◆ STATED PROBLEM ◆
Find the lines that contain the word "közutakon" and copy each one.

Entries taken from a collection
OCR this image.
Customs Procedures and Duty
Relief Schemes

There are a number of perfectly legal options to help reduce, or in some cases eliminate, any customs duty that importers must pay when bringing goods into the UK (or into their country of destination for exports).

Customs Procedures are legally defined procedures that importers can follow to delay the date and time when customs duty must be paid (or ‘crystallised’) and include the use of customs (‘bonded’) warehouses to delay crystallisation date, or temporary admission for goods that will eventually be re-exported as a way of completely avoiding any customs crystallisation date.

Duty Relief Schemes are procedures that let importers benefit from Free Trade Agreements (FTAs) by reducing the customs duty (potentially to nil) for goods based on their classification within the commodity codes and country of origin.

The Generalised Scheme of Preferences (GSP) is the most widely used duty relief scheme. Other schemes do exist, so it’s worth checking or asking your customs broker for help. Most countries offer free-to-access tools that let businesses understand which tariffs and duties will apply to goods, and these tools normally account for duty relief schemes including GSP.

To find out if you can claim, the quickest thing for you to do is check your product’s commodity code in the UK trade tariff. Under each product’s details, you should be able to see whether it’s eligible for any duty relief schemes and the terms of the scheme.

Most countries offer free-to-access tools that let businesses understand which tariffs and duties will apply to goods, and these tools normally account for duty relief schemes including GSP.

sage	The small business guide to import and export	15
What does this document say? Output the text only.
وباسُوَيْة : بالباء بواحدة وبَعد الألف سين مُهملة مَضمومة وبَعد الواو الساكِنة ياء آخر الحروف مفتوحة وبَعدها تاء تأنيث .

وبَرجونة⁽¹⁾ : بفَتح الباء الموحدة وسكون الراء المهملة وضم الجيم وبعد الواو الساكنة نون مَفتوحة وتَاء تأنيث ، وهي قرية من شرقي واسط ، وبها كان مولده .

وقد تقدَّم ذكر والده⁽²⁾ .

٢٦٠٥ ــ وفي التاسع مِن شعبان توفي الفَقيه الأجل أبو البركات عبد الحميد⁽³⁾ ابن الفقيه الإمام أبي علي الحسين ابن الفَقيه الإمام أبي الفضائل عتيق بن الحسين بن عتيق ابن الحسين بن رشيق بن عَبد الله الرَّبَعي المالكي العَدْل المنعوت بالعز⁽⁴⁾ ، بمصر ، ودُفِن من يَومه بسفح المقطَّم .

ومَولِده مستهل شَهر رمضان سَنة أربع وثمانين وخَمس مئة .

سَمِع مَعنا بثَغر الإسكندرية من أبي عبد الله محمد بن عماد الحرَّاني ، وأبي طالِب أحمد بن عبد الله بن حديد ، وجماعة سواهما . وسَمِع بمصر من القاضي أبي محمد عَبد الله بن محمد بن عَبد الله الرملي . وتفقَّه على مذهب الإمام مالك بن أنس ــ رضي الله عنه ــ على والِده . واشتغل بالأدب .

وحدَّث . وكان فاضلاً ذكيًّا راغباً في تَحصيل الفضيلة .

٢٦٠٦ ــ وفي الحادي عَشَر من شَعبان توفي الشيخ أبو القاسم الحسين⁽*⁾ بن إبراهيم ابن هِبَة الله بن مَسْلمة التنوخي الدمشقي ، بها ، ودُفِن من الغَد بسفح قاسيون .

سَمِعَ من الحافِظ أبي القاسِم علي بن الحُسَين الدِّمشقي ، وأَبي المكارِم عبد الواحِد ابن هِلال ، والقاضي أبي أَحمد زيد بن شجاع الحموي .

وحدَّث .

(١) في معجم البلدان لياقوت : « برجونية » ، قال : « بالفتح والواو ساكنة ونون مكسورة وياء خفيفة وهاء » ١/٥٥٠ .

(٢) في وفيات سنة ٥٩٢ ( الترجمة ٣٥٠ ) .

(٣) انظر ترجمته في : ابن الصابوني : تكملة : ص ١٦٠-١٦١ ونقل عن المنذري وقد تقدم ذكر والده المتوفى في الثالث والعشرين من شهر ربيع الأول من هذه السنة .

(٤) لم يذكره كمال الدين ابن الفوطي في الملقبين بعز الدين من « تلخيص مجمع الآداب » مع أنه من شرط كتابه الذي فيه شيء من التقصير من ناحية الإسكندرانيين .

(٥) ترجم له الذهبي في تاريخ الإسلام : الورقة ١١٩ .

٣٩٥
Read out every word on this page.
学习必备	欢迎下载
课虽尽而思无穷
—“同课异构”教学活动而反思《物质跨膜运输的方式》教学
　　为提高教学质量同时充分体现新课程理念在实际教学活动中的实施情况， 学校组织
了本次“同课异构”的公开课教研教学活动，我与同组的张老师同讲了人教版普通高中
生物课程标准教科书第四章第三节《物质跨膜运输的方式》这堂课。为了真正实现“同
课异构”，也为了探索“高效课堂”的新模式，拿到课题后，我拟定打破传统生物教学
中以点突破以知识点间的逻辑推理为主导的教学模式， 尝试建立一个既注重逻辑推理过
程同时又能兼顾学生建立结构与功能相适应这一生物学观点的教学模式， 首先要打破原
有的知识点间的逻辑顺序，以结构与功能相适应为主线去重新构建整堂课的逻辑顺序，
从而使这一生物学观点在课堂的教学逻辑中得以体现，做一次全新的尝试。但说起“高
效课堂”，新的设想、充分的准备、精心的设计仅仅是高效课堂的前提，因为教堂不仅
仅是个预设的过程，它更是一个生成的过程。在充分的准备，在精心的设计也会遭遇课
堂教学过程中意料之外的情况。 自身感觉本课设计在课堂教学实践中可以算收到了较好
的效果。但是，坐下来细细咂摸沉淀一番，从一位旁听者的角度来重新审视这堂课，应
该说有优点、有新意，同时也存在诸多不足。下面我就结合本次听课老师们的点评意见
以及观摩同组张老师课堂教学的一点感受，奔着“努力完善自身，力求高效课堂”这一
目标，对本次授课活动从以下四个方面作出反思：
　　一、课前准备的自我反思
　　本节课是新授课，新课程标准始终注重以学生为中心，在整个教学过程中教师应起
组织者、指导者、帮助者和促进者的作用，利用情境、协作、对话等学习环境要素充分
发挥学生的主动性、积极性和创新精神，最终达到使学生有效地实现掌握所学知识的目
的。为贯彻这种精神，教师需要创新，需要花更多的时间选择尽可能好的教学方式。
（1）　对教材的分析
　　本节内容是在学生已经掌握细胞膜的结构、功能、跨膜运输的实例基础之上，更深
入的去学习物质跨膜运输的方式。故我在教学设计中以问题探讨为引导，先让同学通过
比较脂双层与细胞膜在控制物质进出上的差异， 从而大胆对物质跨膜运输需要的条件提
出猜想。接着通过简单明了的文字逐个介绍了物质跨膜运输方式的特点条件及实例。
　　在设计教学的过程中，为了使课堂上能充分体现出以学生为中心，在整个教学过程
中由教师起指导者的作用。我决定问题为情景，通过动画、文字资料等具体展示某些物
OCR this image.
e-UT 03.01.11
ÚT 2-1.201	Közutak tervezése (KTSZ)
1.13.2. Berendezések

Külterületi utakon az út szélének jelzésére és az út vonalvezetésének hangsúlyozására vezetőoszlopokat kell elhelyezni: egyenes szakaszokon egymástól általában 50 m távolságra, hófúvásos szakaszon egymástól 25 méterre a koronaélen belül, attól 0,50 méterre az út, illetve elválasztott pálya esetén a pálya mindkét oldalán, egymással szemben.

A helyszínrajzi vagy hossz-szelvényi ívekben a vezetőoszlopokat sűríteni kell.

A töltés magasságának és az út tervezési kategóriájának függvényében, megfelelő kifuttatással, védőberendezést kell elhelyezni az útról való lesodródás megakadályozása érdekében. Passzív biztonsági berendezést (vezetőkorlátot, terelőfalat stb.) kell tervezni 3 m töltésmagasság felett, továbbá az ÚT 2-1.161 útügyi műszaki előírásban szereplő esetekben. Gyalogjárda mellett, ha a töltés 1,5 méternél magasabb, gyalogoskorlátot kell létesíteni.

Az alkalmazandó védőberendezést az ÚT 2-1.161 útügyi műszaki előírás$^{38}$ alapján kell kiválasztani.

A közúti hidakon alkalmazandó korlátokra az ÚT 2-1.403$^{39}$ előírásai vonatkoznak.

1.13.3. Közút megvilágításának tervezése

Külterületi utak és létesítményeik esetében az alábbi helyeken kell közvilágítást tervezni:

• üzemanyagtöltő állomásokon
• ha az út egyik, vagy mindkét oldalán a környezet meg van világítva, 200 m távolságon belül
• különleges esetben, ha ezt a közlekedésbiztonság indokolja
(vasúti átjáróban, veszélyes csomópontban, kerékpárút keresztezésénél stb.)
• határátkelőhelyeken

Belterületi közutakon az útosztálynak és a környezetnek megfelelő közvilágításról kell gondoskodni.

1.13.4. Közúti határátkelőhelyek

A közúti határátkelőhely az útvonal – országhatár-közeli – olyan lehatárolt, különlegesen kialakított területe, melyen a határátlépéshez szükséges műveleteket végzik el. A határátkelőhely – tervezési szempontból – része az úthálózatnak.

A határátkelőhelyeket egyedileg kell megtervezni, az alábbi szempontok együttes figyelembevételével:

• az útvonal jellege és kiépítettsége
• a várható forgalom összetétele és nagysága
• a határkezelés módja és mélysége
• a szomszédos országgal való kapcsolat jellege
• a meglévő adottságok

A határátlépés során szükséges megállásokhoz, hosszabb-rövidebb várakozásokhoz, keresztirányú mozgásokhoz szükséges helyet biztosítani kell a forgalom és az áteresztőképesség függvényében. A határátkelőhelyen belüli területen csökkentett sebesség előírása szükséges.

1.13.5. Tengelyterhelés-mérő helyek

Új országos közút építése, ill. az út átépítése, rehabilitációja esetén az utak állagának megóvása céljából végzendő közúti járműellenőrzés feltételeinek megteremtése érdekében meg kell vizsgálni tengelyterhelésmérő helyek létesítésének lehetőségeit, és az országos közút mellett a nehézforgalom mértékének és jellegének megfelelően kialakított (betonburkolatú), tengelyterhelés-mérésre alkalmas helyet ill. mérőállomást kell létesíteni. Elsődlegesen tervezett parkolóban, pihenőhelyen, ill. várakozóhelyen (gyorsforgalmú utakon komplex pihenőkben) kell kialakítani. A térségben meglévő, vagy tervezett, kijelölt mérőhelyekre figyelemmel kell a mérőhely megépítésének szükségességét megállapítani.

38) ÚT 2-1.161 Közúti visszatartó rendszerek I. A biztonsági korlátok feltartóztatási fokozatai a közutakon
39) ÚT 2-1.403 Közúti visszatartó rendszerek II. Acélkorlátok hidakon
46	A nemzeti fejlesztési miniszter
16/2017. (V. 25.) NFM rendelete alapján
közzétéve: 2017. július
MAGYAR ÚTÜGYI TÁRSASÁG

◆ FINAL ANSWER ◆
Belterületi közutakon az útosztálynak és a környezetnek megfelelő közvilágításról kell gondoskodni.
38) ÚT 2-1.161 Közúti visszatartó rendszerek I. A biztonsági korlátok feltartóztatási fokozatai a közutakon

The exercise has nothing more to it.